Directions - Search the records that follow and extract every line containing the string "механических".

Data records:
* * * * * * *

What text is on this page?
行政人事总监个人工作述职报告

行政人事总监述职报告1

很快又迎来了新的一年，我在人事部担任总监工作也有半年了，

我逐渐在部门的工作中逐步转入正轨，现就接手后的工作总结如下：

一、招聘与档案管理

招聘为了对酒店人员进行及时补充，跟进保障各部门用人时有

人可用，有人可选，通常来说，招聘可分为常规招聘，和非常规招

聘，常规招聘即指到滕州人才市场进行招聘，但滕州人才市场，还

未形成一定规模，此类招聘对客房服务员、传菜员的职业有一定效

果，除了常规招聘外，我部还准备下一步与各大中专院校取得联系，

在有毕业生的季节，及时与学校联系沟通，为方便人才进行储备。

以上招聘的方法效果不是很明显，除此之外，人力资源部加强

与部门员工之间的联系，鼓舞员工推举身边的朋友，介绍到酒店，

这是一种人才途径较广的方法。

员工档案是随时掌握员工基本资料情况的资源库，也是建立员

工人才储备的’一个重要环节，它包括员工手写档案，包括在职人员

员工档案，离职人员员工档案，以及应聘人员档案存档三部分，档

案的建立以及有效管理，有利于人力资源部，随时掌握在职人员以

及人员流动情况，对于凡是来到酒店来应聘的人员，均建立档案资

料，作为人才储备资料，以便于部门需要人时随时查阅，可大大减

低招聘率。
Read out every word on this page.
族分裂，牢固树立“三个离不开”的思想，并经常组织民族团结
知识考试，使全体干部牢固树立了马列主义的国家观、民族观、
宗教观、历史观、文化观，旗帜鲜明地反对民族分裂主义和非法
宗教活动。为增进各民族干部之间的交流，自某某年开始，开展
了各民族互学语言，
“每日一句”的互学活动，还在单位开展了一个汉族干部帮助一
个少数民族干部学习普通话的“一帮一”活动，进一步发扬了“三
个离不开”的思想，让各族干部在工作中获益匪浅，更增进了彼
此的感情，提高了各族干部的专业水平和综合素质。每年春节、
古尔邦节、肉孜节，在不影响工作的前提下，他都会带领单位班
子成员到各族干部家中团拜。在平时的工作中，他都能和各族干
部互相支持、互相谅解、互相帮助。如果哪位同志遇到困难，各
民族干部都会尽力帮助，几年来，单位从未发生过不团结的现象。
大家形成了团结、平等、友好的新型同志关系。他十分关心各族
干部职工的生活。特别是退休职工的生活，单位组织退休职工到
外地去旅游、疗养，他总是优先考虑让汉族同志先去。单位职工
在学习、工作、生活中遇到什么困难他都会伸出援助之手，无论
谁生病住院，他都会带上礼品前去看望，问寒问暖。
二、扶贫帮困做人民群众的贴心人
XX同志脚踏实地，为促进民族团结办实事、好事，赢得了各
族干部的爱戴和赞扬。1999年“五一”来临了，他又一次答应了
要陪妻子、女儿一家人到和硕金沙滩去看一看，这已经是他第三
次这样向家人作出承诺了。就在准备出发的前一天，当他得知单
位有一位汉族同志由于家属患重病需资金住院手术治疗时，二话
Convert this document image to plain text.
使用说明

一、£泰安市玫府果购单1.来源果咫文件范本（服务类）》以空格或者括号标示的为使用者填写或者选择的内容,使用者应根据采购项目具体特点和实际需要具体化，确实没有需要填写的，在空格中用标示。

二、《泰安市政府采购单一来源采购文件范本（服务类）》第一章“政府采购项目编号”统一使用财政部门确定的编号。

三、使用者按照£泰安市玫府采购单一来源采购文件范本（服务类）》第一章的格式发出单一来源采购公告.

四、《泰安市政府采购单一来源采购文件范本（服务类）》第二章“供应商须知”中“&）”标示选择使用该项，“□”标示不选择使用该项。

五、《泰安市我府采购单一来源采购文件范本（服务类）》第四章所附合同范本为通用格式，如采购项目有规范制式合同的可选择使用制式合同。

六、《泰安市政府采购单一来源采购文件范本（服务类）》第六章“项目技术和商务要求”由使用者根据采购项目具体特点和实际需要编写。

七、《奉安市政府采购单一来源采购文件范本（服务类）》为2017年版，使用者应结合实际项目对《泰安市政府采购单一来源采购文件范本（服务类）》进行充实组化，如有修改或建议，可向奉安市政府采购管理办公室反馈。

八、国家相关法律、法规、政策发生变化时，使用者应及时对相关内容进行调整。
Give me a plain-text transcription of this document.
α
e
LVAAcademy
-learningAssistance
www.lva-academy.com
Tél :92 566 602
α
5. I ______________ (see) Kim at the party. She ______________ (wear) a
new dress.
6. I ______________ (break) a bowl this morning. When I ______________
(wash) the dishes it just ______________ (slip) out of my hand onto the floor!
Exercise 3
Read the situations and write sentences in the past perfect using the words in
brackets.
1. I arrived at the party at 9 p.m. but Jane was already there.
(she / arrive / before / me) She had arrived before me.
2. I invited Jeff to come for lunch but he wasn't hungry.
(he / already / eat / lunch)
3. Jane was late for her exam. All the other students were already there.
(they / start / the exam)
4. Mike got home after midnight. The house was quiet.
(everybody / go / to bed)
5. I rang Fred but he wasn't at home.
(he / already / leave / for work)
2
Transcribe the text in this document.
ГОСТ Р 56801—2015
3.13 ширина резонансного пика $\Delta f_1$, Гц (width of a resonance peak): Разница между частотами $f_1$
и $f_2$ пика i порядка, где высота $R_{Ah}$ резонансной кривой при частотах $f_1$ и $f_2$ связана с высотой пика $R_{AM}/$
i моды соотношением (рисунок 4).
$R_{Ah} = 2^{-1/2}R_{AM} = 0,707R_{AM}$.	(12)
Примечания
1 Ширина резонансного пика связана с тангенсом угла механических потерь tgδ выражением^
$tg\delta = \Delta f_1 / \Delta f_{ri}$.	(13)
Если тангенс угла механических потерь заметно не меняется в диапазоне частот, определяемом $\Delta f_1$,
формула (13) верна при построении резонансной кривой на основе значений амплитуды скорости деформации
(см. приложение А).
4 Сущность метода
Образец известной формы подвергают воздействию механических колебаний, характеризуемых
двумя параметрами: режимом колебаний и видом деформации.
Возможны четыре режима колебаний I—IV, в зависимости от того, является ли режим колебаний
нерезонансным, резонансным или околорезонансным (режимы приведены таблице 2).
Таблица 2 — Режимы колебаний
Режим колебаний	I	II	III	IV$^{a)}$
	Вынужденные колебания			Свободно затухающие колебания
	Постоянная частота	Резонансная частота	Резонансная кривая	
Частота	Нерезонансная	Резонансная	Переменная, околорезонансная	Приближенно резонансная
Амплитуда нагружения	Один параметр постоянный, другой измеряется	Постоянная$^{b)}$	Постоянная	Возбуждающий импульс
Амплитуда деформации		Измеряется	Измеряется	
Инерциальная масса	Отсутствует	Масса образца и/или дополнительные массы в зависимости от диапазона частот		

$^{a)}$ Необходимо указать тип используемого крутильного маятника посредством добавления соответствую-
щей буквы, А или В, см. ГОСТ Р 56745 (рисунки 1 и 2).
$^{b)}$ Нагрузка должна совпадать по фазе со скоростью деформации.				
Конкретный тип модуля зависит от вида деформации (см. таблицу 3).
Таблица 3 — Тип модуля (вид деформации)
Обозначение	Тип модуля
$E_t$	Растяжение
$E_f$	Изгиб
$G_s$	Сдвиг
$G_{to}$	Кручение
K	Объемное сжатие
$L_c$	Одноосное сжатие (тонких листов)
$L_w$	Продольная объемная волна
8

* * * * * * *

Reply to the task -
1 Ширина резонансного пика связана с тангенсом угла механических потерь tgδ выражением^
Если тангенс угла механических потерь заметно не меняется в диапазоне частот, определяемом $\Delta f_1$,
Образец известной формы подвергают воздействию механических колебаний, характеризуемых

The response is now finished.